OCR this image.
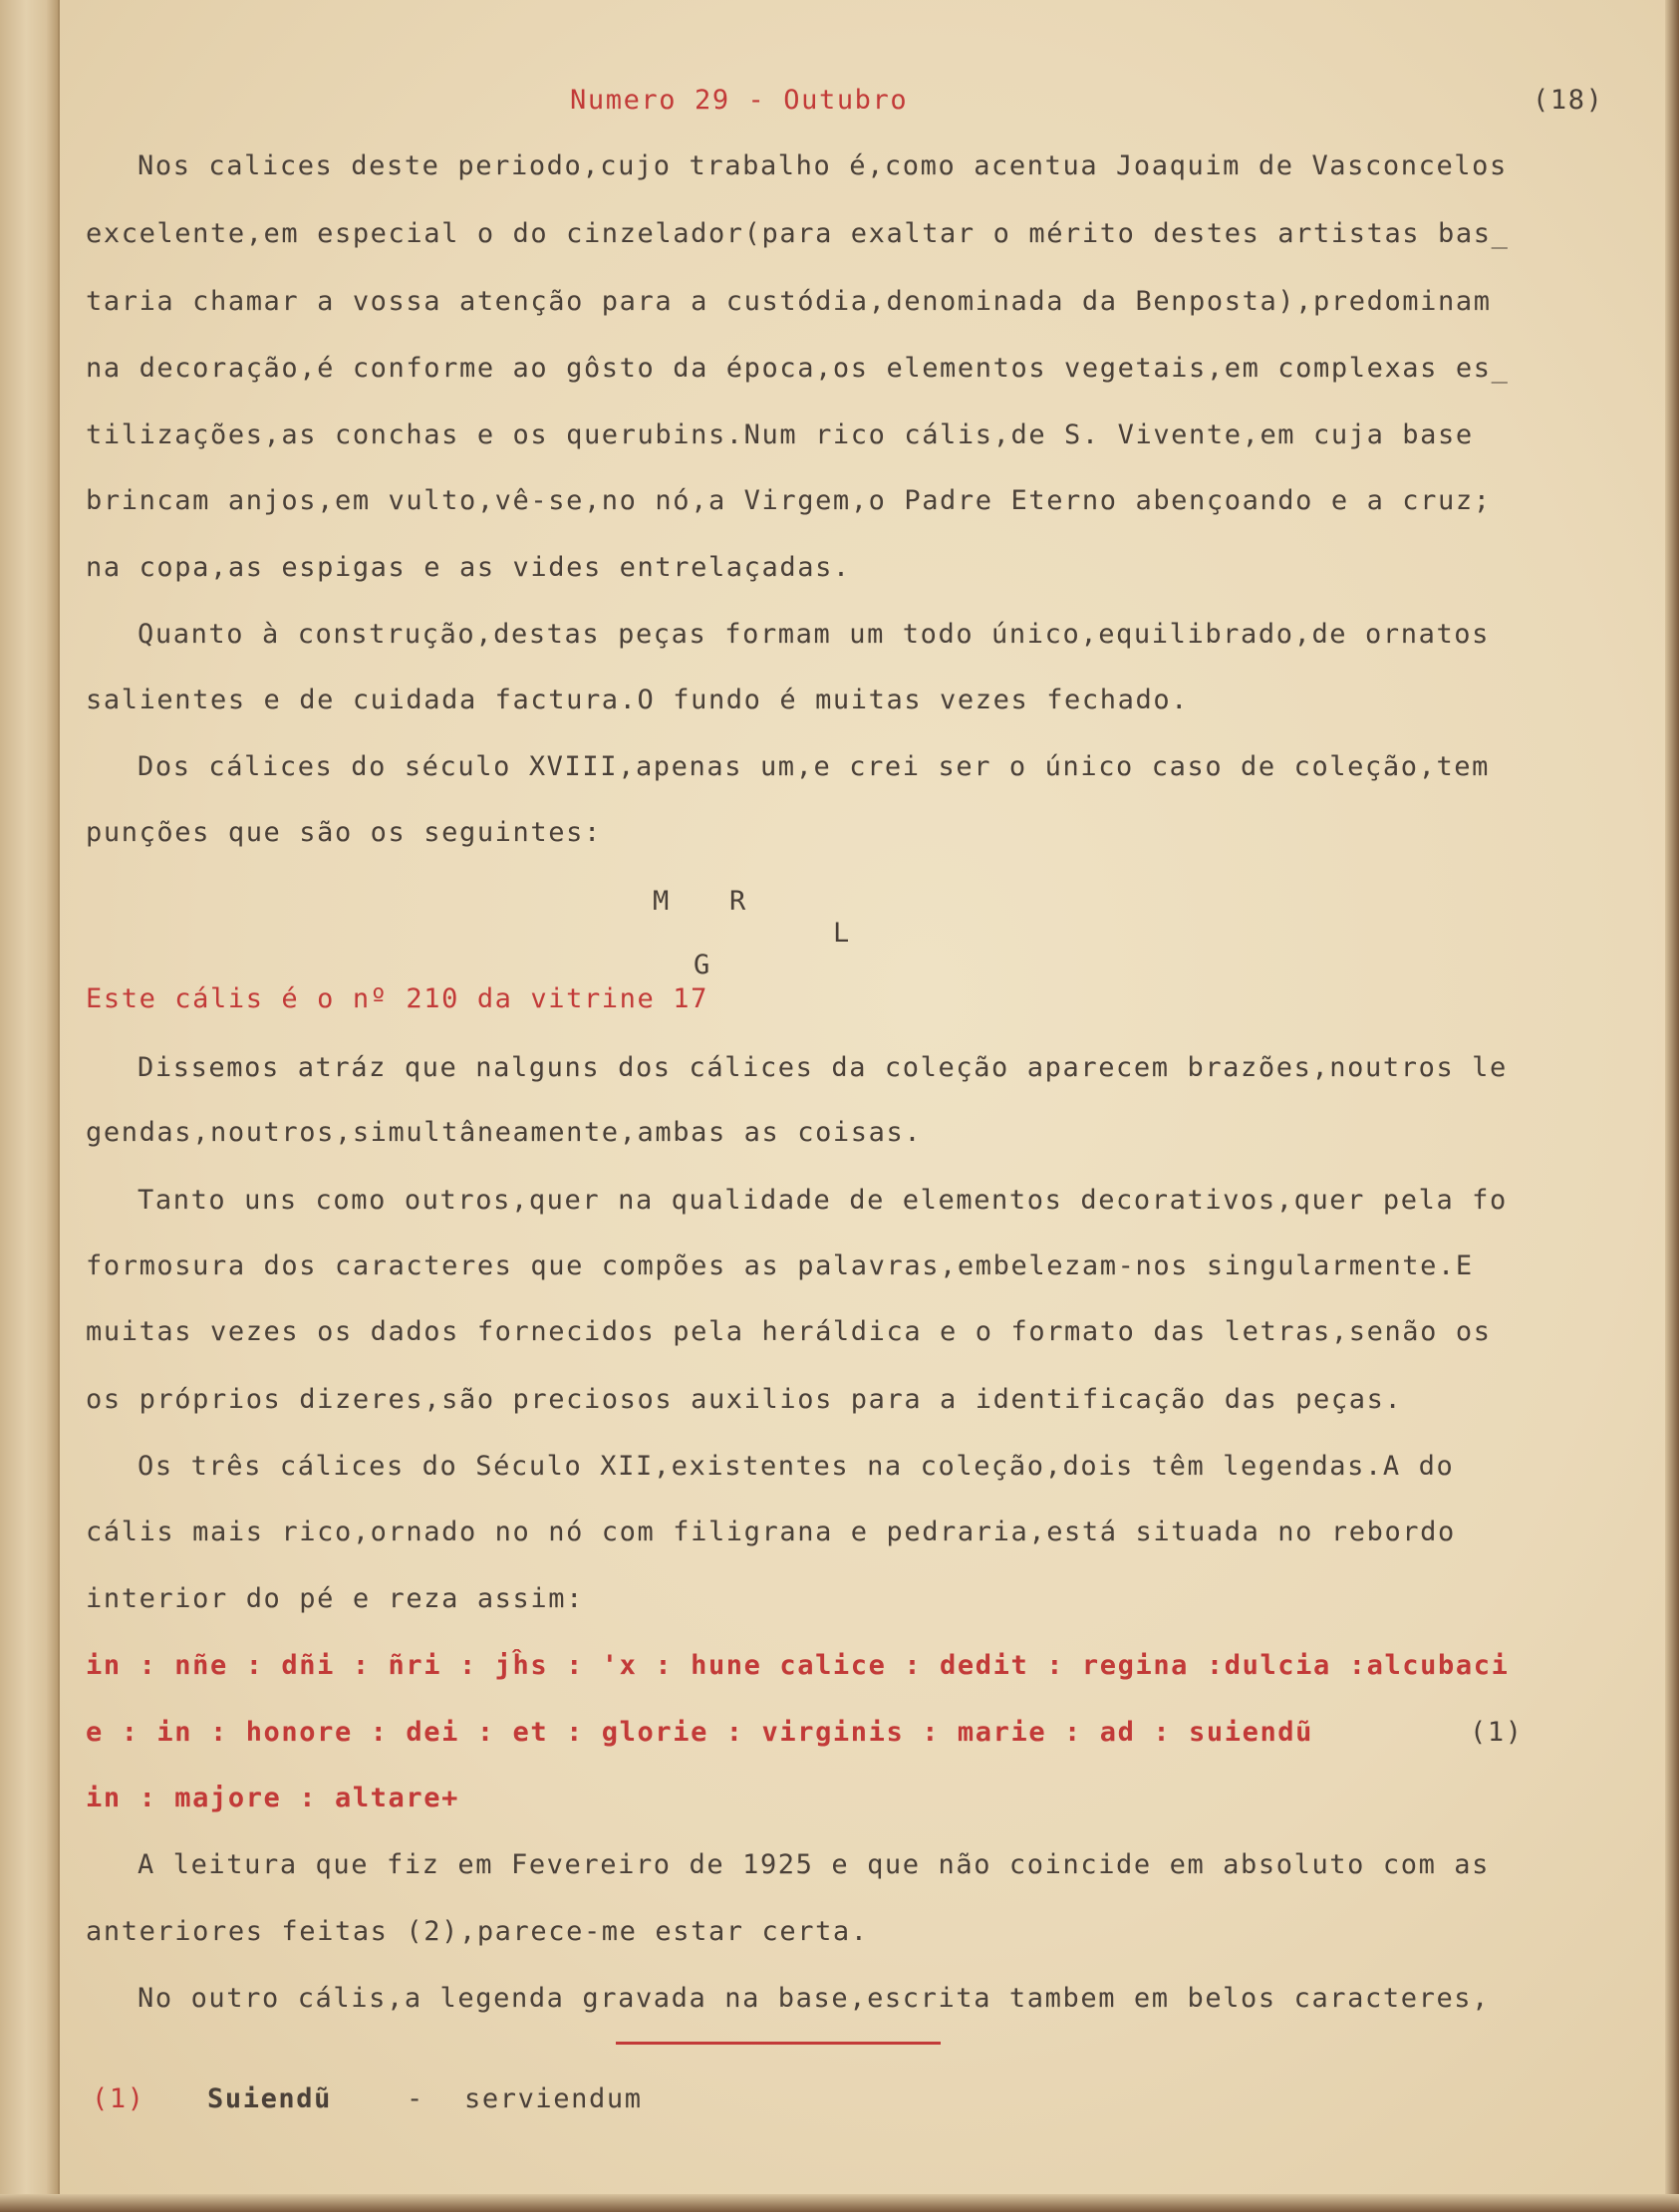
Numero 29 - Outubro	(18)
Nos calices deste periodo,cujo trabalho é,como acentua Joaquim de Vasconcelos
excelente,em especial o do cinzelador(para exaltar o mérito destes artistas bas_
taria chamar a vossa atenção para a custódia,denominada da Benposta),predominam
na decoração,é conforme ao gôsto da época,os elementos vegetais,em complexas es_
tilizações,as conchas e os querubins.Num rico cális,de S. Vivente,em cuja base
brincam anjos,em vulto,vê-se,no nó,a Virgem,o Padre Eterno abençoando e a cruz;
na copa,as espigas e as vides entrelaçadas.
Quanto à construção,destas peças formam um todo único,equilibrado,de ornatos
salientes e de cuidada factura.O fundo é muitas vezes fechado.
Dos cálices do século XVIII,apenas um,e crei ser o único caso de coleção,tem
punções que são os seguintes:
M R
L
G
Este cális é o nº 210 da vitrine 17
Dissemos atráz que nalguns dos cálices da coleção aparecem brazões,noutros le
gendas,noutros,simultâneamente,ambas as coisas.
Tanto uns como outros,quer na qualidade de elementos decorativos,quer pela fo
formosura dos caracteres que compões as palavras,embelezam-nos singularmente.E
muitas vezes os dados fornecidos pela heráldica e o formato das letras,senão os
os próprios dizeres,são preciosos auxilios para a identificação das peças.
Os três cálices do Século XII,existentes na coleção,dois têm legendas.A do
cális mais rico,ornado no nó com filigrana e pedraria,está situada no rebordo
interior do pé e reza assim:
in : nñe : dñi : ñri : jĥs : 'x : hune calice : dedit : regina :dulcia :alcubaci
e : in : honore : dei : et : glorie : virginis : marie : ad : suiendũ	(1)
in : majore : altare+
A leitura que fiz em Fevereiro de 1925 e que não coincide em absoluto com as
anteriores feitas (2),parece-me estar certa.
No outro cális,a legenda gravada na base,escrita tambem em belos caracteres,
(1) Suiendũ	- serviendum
...
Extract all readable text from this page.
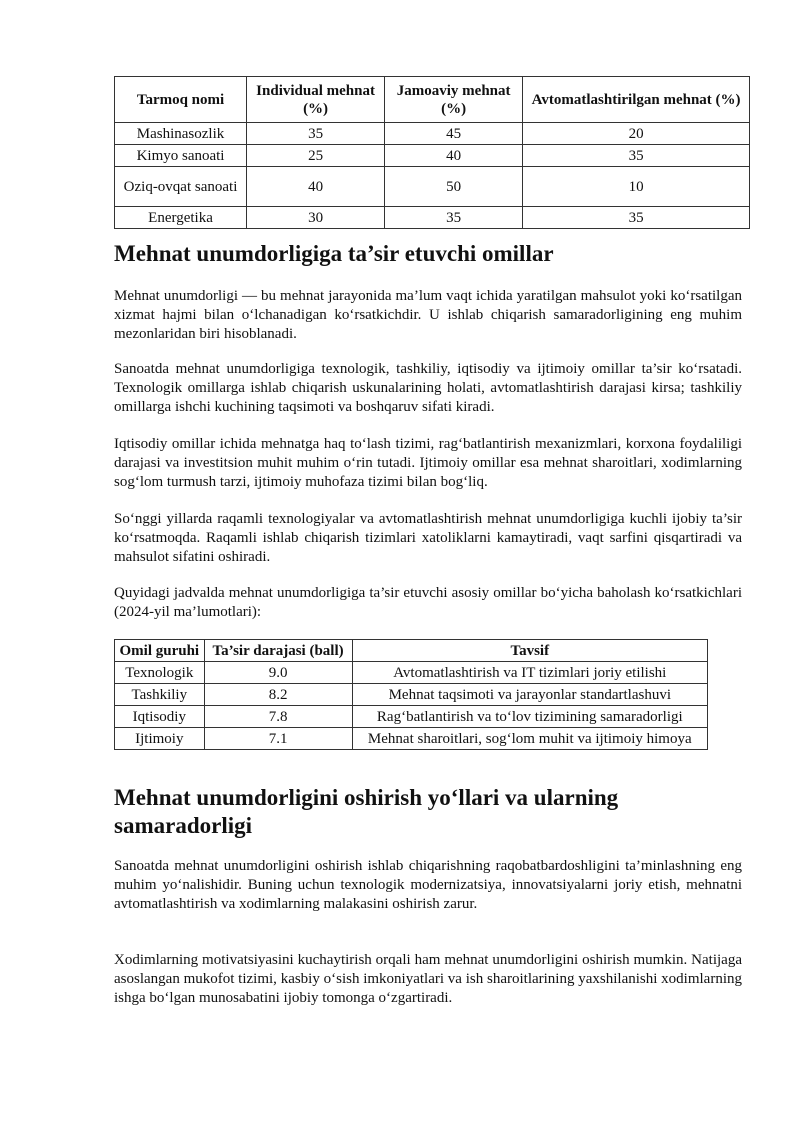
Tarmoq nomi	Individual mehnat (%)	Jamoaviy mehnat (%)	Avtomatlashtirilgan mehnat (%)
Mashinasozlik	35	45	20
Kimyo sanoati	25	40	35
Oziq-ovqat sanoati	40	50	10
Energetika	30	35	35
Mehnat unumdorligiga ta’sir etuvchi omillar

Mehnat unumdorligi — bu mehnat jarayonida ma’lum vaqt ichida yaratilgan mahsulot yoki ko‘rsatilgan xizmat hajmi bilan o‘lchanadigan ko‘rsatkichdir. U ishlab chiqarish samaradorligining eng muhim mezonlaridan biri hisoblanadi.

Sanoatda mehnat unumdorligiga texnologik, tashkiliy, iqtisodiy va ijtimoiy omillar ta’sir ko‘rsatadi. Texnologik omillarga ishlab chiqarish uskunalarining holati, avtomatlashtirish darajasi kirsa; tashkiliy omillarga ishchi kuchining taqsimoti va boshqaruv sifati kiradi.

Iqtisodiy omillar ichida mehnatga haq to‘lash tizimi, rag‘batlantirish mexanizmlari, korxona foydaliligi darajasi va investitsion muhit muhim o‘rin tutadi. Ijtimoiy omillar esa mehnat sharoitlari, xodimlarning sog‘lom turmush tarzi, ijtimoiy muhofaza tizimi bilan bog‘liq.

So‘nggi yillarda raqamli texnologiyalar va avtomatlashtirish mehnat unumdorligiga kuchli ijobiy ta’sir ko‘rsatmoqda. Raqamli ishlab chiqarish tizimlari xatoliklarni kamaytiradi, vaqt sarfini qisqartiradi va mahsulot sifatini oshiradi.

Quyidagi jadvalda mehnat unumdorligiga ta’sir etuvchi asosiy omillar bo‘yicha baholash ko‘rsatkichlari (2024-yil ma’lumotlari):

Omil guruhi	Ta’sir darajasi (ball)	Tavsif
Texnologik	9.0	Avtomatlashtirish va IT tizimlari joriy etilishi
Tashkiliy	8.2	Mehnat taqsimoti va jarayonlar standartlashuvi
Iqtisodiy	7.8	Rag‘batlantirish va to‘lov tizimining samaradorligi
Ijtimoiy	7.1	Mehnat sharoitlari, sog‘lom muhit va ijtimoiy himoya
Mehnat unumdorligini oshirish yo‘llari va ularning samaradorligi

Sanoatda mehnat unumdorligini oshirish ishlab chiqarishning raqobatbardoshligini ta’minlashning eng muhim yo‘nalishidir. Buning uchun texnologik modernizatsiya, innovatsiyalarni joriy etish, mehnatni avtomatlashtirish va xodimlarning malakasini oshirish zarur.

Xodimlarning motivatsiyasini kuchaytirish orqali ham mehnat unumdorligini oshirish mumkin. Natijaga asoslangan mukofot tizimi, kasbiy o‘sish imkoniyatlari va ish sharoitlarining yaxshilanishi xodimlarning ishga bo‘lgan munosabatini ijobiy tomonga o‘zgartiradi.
...
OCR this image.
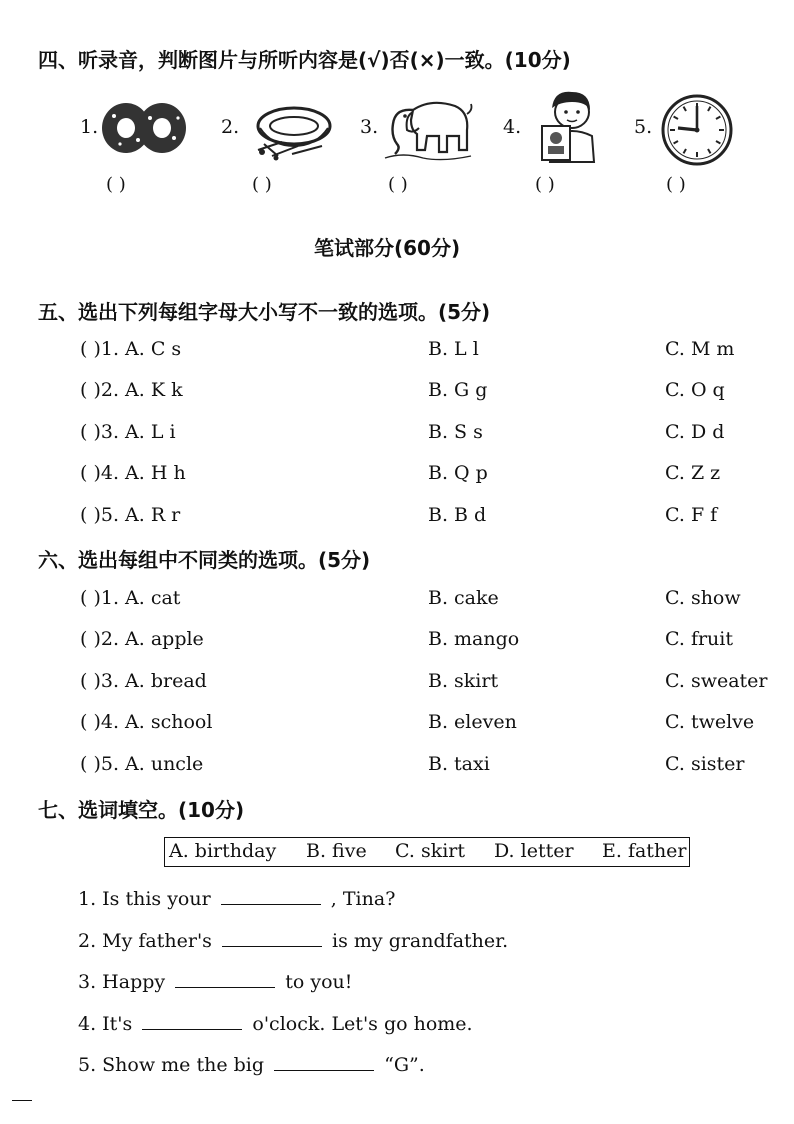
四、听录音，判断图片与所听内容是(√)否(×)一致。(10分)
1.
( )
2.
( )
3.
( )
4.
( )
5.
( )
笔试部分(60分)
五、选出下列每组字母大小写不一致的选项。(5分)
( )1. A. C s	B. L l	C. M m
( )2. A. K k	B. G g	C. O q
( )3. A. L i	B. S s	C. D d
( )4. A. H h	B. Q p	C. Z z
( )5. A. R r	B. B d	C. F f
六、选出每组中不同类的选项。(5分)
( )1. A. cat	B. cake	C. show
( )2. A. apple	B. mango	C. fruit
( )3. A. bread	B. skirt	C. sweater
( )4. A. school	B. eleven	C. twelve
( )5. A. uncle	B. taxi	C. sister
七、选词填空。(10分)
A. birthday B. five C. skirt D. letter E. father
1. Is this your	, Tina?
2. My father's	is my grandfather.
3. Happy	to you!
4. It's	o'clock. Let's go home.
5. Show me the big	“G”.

> Task brief:
Gather each line of the listing containing the word "único" and show it.

> Expected answer:
Quanto à construção,destas peças formam um todo único,equilibrado,de ornatos
Dos cálices do século XVIII,apenas um,e crei ser o único caso de coleção,tem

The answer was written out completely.